**Instructions for the task:** Look at the entries below and reproduce them exactly.

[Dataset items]

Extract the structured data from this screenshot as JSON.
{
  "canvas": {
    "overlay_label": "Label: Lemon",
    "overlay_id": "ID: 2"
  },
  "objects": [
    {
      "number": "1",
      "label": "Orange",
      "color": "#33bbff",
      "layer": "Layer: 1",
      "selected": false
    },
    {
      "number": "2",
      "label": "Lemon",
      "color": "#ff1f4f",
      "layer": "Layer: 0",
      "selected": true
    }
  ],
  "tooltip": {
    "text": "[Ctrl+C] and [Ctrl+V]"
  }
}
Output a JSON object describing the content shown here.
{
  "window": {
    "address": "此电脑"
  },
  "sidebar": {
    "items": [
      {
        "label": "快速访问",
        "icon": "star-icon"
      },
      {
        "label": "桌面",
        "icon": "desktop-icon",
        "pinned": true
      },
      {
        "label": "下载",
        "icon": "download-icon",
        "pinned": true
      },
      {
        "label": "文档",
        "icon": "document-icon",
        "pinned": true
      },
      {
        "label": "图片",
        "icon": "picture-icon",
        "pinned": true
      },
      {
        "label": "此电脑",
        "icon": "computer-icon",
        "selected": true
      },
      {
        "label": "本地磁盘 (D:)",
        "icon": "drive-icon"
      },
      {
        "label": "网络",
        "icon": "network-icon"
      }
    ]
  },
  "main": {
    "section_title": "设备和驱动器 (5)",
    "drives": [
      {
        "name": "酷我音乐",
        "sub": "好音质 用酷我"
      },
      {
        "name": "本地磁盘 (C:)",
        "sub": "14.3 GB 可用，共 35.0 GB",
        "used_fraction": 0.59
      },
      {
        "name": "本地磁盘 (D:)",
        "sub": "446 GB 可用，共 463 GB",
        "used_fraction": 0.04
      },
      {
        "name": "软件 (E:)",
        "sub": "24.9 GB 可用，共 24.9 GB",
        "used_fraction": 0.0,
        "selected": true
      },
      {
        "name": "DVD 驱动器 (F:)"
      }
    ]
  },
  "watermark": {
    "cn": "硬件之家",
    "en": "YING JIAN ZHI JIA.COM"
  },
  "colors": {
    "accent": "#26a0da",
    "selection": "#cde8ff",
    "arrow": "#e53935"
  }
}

**Answer for the task:**
Extract the structured data from this screenshot as JSON.
{
  "canvas": {
    "overlay_label": "Label: Lemon",
    "overlay_id": "ID: 2"
  },
  "objects": [
    {
      "number": "1",
      "label": "Orange",
      "color": "#33bbff",
      "layer": "Layer: 1",
      "selected": false
    },
    {
      "number": "2",
      "label": "Lemon",
      "color": "#ff1f4f",
      "layer": "Layer: 0",
      "selected": true
    }
  ],
  "tooltip": {
    "text": "[Ctrl+C] and [Ctrl+V]"
  }
}
Output a JSON object describing the content shown here.
{
  "window": {
    "address": "此电脑"
  },
  "sidebar": {
    "items": [
      {
        "label": "快速访问",
        "icon": "star-icon"
      },
      {
        "label": "桌面",
        "icon": "desktop-icon",
        "pinned": true
      },
      {
        "label": "下载",
        "icon": "download-icon",
        "pinned": true
      },
      {
        "label": "文档",
        "icon": "document-icon",
        "pinned": true
      },
      {
        "label": "图片",
        "icon": "picture-icon",
        "pinned": true
      },
      {
        "label": "此电脑",
        "icon": "computer-icon",
        "selected": true
      },
      {
        "label": "本地磁盘 (D:)",
        "icon": "drive-icon"
      },
      {
        "label": "网络",
        "icon": "network-icon"
      }
    ]
  },
  "main": {
    "section_title": "设备和驱动器 (5)",
    "drives": [
      {
        "name": "酷我音乐",
        "sub": "好音质 用酷我"
      },
      {
        "name": "本地磁盘 (C:)",
        "sub": "14.3 GB 可用，共 35.0 GB",
        "used_fraction": 0.59
      },
      {
        "name": "本地磁盘 (D:)",
        "sub": "446 GB 可用，共 463 GB",
        "used_fraction": 0.04
      },
      {
        "name": "软件 (E:)",
        "sub": "24.9 GB 可用，共 24.9 GB",
        "used_fraction": 0.0,
        "selected": true
      },
      {
        "name": "DVD 驱动器 (F:)"
      }
    ]
  },
  "watermark": {
    "cn": "硬件之家",
    "en": "YING JIAN ZHI JIA.COM"
  },
  "colors": {
    "accent": "#26a0da",
    "selection": "#cde8ff",
    "arrow": "#e53935"
  }
}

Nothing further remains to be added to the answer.